> [To be done]: Reproduce each record exactly.

[Start Supplied data]

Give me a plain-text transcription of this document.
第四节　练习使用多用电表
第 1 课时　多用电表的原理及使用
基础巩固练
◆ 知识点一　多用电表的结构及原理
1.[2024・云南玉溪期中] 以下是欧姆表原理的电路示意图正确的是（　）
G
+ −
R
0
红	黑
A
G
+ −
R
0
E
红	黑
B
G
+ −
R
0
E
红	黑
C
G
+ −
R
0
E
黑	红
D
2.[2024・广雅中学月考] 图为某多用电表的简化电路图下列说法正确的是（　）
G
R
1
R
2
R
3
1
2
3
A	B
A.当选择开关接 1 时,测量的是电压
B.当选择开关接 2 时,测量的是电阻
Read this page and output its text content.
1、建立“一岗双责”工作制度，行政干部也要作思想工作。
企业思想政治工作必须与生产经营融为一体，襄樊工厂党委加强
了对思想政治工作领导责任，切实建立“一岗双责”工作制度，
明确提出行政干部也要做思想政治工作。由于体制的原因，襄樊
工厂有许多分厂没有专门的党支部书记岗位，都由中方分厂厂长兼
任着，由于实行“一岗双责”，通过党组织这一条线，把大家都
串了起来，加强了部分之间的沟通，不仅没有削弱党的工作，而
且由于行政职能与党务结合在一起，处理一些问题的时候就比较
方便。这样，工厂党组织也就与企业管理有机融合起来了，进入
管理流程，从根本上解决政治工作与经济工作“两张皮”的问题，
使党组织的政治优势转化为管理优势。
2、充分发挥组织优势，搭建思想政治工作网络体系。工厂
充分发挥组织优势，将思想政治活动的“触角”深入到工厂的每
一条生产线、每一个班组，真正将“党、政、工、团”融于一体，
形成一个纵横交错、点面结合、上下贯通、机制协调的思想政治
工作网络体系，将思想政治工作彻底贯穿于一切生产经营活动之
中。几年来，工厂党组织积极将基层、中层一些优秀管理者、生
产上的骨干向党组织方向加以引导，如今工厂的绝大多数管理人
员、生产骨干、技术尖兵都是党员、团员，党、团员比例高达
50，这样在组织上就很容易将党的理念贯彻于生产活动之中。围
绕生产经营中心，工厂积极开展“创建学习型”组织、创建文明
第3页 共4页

[End Supplied data]

> [Reply]:
Give me a plain-text transcription of this document.
第四节　练习使用多用电表
第 1 课时　多用电表的原理及使用
基础巩固练
◆ 知识点一　多用电表的结构及原理
1.[2024・云南玉溪期中] 以下是欧姆表原理的电路示意图正确的是（　）
G
+ −
R
0
红	黑
A
G
+ −
R
0
E
红	黑
B
G
+ −
R
0
E
红	黑
C
G
+ −
R
0
E
黑	红
D
2.[2024・广雅中学月考] 图为某多用电表的简化电路图下列说法正确的是（　）
G
R
1
R
2
R
3
1
2
3
A	B
A.当选择开关接 1 时,测量的是电压
B.当选择开关接 2 时,测量的是电阻
Read this page and output its text content.
1、建立“一岗双责”工作制度，行政干部也要作思想工作。
企业思想政治工作必须与生产经营融为一体，襄樊工厂党委加强
了对思想政治工作领导责任，切实建立“一岗双责”工作制度，
明确提出行政干部也要做思想政治工作。由于体制的原因，襄樊
工厂有许多分厂没有专门的党支部书记岗位，都由中方分厂厂长兼
任着，由于实行“一岗双责”，通过党组织这一条线，把大家都
串了起来，加强了部分之间的沟通，不仅没有削弱党的工作，而
且由于行政职能与党务结合在一起，处理一些问题的时候就比较
方便。这样，工厂党组织也就与企业管理有机融合起来了，进入
管理流程，从根本上解决政治工作与经济工作“两张皮”的问题，
使党组织的政治优势转化为管理优势。
2、充分发挥组织优势，搭建思想政治工作网络体系。工厂
充分发挥组织优势，将思想政治活动的“触角”深入到工厂的每
一条生产线、每一个班组，真正将“党、政、工、团”融于一体，
形成一个纵横交错、点面结合、上下贯通、机制协调的思想政治
工作网络体系，将思想政治工作彻底贯穿于一切生产经营活动之
中。几年来，工厂党组织积极将基层、中层一些优秀管理者、生
产上的骨干向党组织方向加以引导，如今工厂的绝大多数管理人
员、生产骨干、技术尖兵都是党员、团员，党、团员比例高达
50，这样在组织上就很容易将党的理念贯彻于生产活动之中。围
绕生产经营中心，工厂积极开展“创建学习型”组织、创建文明
第3页 共4页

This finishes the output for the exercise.